--- BEGIN Data extract ---

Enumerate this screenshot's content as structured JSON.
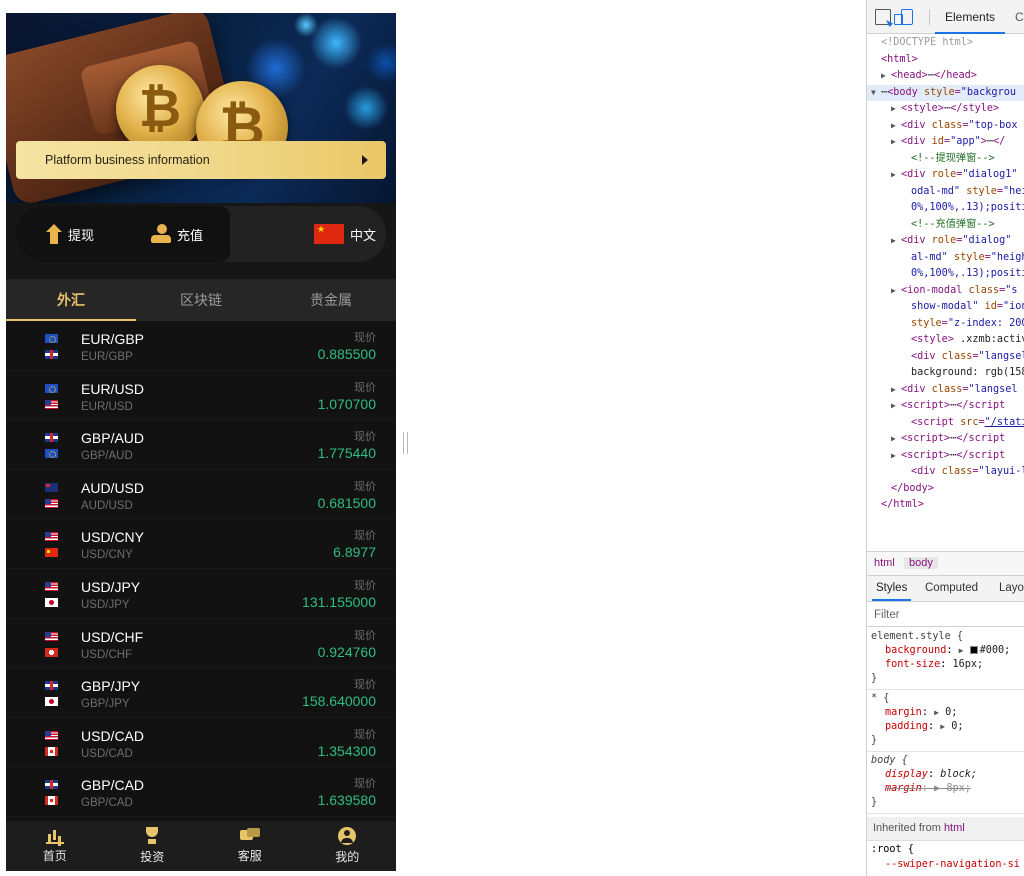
{
  "app": {
    "promo_text": "Platform business information",
    "actions": {
      "withdraw": "提现",
      "recharge": "充值",
      "language": "中文"
    },
    "tabs": [
      {
        "label": "外汇",
        "active": true
      },
      {
        "label": "区块链",
        "active": false
      },
      {
        "label": "贵金属",
        "active": false
      }
    ],
    "price_label": "现价",
    "pairs": [
      {
        "name": "EUR/GBP",
        "sub": "EUR/GBP",
        "price": "0.885500",
        "flag1": "eu",
        "flag2": "uk"
      },
      {
        "name": "EUR/USD",
        "sub": "EUR/USD",
        "price": "1.070700",
        "flag1": "eu",
        "flag2": "us"
      },
      {
        "name": "GBP/AUD",
        "sub": "GBP/AUD",
        "price": "1.775440",
        "flag1": "uk",
        "flag2": "eu"
      },
      {
        "name": "AUD/USD",
        "sub": "AUD/USD",
        "price": "0.681500",
        "flag1": "au",
        "flag2": "us"
      },
      {
        "name": "USD/CNY",
        "sub": "USD/CNY",
        "price": "6.8977",
        "flag1": "us",
        "flag2": "cn"
      },
      {
        "name": "USD/JPY",
        "sub": "USD/JPY",
        "price": "131.155000",
        "flag1": "us",
        "flag2": "jp"
      },
      {
        "name": "USD/CHF",
        "sub": "USD/CHF",
        "price": "0.924760",
        "flag1": "us",
        "flag2": "ch"
      },
      {
        "name": "GBP/JPY",
        "sub": "GBP/JPY",
        "price": "158.640000",
        "flag1": "uk",
        "flag2": "jp"
      },
      {
        "name": "USD/CAD",
        "sub": "USD/CAD",
        "price": "1.354300",
        "flag1": "us",
        "flag2": "ca"
      },
      {
        "name": "GBP/CAD",
        "sub": "GBP/CAD",
        "price": "1.639580",
        "flag1": "uk",
        "flag2": "ca"
      }
    ],
    "bottom_nav": [
      {
        "label": "首页",
        "icon": "home-chart-icon"
      },
      {
        "label": "投资",
        "icon": "trophy-icon"
      },
      {
        "label": "客服",
        "icon": "chat-icon"
      },
      {
        "label": "我的",
        "icon": "user-icon"
      }
    ],
    "colors": {
      "accent_gold": "#e7c46a",
      "price_green": "#2ebd85",
      "background": "#111111"
    }
  },
  "devtools": {
    "tabs": {
      "elements": "Elements",
      "console": "Co"
    },
    "dom_lines": [
      {
        "indent": 0,
        "tri": "",
        "html": "<span class='t-doc'>&lt;!DOCTYPE html&gt;</span>"
      },
      {
        "indent": 0,
        "tri": "",
        "html": "<span class='t-tag'>&lt;html&gt;</span>"
      },
      {
        "indent": 1,
        "tri": "▶",
        "html": "<span class='t-tag'>&lt;head&gt;</span><span class='t-plain'>⋯</span><span class='t-tag'>&lt;/head&gt;</span>"
      },
      {
        "indent": 0,
        "tri": "▼",
        "sel": true,
        "html": "<span class='t-plain'>⋯</span><span class='t-tag'>&lt;body </span><span class='t-attr'>style</span><span class='t-tag'>=</span><span class='t-val'>\"backgrou</span>"
      },
      {
        "indent": 2,
        "tri": "▶",
        "html": "<span class='t-tag'>&lt;style&gt;</span><span class='t-plain'>⋯</span><span class='t-tag'>&lt;/style&gt;</span>"
      },
      {
        "indent": 2,
        "tri": "▶",
        "html": "<span class='t-tag'>&lt;div </span><span class='t-attr'>class</span><span class='t-tag'>=</span><span class='t-val'>\"top-box</span>"
      },
      {
        "indent": 2,
        "tri": "▶",
        "html": "<span class='t-tag'>&lt;div </span><span class='t-attr'>id</span><span class='t-tag'>=</span><span class='t-val'>\"app\"</span><span class='t-tag'>&gt;</span><span class='t-plain'>⋯</span><span class='t-tag'>&lt;/</span>"
      },
      {
        "indent": 3,
        "tri": "",
        "html": "<span class='t-comment'>&lt;!--提现弹窗--&gt;</span>"
      },
      {
        "indent": 2,
        "tri": "▶",
        "html": "<span class='t-tag'>&lt;div </span><span class='t-attr'>role</span><span class='t-tag'>=</span><span class='t-val'>\"dialog1\"</span>"
      },
      {
        "indent": 3,
        "tri": "",
        "html": "<span class='t-val'>odal-md\" </span><span class='t-attr'>style</span><span class='t-tag'>=</span><span class='t-val'>\"hei</span>"
      },
      {
        "indent": 3,
        "tri": "",
        "html": "<span class='t-val'>0%,100%,.13);positi</span>"
      },
      {
        "indent": 3,
        "tri": "",
        "html": "<span class='t-comment'>&lt;!--充值弹窗--&gt;</span>"
      },
      {
        "indent": 2,
        "tri": "▶",
        "html": "<span class='t-tag'>&lt;div </span><span class='t-attr'>role</span><span class='t-tag'>=</span><span class='t-val'>\"dialog\"</span>"
      },
      {
        "indent": 3,
        "tri": "",
        "html": "<span class='t-val'>al-md\" </span><span class='t-attr'>style</span><span class='t-tag'>=</span><span class='t-val'>\"heigh</span>"
      },
      {
        "indent": 3,
        "tri": "",
        "html": "<span class='t-val'>0%,100%,.13);positi</span>"
      },
      {
        "indent": 2,
        "tri": "▶",
        "html": "<span class='t-tag'>&lt;ion-modal </span><span class='t-attr'>class</span><span class='t-tag'>=</span><span class='t-val'>\"s</span>"
      },
      {
        "indent": 3,
        "tri": "",
        "html": "<span class='t-val'>show-modal\" </span><span class='t-attr'>id</span><span class='t-tag'>=</span><span class='t-val'>\"ion</span>"
      },
      {
        "indent": 3,
        "tri": "",
        "html": "<span class='t-attr'>style</span><span class='t-tag'>=</span><span class='t-val'>\"z-index: 200</span>"
      },
      {
        "indent": 3,
        "tri": "",
        "html": "<span class='t-tag'>&lt;style&gt;</span><span class='t-plain'> .xzmb:activ</span>"
      },
      {
        "indent": 3,
        "tri": "",
        "html": "<span class='t-tag'>&lt;div </span><span class='t-attr'>class</span><span class='t-tag'>=</span><span class='t-val'>\"langsel</span>"
      },
      {
        "indent": 3,
        "tri": "",
        "html": "<span class='t-plain'>background: rgb(158</span>"
      },
      {
        "indent": 2,
        "tri": "▶",
        "html": "<span class='t-tag'>&lt;div </span><span class='t-attr'>class</span><span class='t-tag'>=</span><span class='t-val'>\"langsel</span>"
      },
      {
        "indent": 2,
        "tri": "▶",
        "html": "<span class='t-tag'>&lt;script&gt;</span><span class='t-plain'>⋯</span><span class='t-tag'>&lt;/script</span>"
      },
      {
        "indent": 3,
        "tri": "",
        "html": "<span class='t-tag'>&lt;script </span><span class='t-attr'>src</span><span class='t-tag'>=</span><span class='t-link'>\"/stati</span>"
      },
      {
        "indent": 2,
        "tri": "▶",
        "html": "<span class='t-tag'>&lt;script&gt;</span><span class='t-plain'>⋯</span><span class='t-tag'>&lt;/script</span>"
      },
      {
        "indent": 2,
        "tri": "▶",
        "html": "<span class='t-tag'>&lt;script&gt;</span><span class='t-plain'>⋯</span><span class='t-tag'>&lt;/script</span>"
      },
      {
        "indent": 3,
        "tri": "",
        "html": "<span class='t-tag'>&lt;div </span><span class='t-attr'>class</span><span class='t-tag'>=</span><span class='t-val'>\"layui-l</span>"
      },
      {
        "indent": 1,
        "tri": "",
        "html": "<span class='t-tag'>&lt;/body&gt;</span>"
      },
      {
        "indent": 0,
        "tri": "",
        "html": "<span class='t-tag'>&lt;/html&gt;</span>"
      }
    ],
    "breadcrumbs": {
      "html": "html",
      "body": "body"
    },
    "style_tabs": {
      "styles": "Styles",
      "computed": "Computed",
      "layout": "Layou"
    },
    "filter_placeholder": "Filter",
    "inherited_label": "Inherited from",
    "inherited_tag": "html",
    "root_selector": ":root {",
    "root_decl": "--swiper-navigation-si"
  }
}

--- END Data extract ---

*Instructions for the task:* Scan the material above. Copy each line where "comment" occurs.

*Written answer:*
        "html": "<span class='t-comment'>&lt;!--提现弹窗--&gt;</span>"
        "html": "<span class='t-comment'>&lt;!--充值弹窗--&gt;</span>"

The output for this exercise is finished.